→ **Aim of the task**: Copy all lines holding the word "color" from the entries.

::: Data for processing

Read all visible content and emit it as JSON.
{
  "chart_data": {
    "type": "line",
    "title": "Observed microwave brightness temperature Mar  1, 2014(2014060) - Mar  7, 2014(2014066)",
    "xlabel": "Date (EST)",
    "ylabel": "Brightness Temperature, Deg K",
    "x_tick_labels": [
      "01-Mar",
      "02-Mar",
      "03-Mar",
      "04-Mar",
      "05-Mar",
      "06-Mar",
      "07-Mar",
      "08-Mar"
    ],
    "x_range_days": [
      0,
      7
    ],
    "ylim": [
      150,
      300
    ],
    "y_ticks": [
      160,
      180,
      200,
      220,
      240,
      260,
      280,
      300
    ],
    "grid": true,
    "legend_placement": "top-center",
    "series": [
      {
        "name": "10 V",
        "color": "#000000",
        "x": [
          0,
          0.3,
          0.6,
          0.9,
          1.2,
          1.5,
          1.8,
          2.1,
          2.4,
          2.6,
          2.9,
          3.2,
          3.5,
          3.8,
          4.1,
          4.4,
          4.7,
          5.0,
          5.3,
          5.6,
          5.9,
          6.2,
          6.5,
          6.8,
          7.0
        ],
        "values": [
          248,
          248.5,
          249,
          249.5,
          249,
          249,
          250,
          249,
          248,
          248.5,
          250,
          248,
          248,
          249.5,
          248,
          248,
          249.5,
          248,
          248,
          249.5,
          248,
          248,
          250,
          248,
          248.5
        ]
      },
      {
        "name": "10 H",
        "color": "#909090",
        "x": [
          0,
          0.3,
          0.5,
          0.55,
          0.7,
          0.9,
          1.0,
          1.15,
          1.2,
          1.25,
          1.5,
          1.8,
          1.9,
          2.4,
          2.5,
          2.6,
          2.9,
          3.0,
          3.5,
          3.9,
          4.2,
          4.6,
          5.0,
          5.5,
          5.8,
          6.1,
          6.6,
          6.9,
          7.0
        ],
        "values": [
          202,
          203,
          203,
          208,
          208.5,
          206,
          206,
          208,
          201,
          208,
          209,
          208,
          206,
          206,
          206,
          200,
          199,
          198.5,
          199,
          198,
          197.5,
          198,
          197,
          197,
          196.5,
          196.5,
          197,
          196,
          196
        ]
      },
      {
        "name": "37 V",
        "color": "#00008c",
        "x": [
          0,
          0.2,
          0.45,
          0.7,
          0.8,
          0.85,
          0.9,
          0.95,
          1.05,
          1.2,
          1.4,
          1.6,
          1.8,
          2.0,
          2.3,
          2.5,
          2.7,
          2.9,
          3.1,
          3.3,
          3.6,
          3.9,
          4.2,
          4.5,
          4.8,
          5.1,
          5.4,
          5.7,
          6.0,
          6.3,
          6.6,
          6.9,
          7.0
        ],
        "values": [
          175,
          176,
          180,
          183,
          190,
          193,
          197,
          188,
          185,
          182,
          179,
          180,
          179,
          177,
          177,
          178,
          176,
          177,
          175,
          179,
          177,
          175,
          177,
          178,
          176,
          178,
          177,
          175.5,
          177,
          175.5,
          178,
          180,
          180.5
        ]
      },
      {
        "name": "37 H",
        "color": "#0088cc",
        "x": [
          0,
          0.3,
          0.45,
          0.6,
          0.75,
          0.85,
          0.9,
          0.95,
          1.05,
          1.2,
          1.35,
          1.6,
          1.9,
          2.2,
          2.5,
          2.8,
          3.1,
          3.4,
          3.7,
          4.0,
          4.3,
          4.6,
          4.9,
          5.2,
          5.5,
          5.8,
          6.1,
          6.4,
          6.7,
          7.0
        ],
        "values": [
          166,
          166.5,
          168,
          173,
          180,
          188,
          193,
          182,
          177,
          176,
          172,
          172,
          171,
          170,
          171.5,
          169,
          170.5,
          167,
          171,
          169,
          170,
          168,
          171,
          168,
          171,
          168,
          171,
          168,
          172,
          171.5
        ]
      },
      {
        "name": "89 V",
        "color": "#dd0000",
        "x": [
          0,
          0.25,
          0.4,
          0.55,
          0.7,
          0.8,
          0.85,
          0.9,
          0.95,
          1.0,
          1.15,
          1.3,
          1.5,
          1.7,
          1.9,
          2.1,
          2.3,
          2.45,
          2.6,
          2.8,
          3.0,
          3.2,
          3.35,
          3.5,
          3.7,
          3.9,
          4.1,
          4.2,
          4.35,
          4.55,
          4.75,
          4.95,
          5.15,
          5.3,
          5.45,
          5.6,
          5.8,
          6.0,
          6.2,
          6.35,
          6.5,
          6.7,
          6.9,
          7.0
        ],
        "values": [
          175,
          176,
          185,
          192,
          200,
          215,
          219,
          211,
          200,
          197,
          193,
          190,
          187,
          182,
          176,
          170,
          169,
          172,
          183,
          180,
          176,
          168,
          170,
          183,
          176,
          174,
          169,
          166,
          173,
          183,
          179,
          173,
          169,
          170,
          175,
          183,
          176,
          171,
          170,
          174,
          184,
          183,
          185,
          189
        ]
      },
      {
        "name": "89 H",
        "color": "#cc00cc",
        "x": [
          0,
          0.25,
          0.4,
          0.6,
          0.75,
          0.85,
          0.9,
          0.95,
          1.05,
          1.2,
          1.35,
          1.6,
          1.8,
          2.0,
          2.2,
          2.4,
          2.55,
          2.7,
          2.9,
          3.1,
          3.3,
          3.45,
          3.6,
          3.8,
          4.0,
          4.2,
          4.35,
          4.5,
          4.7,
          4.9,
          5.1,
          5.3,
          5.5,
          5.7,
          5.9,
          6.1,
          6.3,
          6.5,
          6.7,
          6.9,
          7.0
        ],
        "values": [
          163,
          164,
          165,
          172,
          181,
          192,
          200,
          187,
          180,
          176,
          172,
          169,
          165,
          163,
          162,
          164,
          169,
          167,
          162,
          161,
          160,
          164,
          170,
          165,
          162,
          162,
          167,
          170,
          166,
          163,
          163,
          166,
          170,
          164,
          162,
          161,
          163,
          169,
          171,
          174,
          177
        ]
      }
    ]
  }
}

::::::

→ **Solution to this task**:
        "color": "#000000",
        "color": "#909090",
        "color": "#00008c",
        "color": "#0088cc",
        "color": "#dd0000",
        "color": "#cc00cc",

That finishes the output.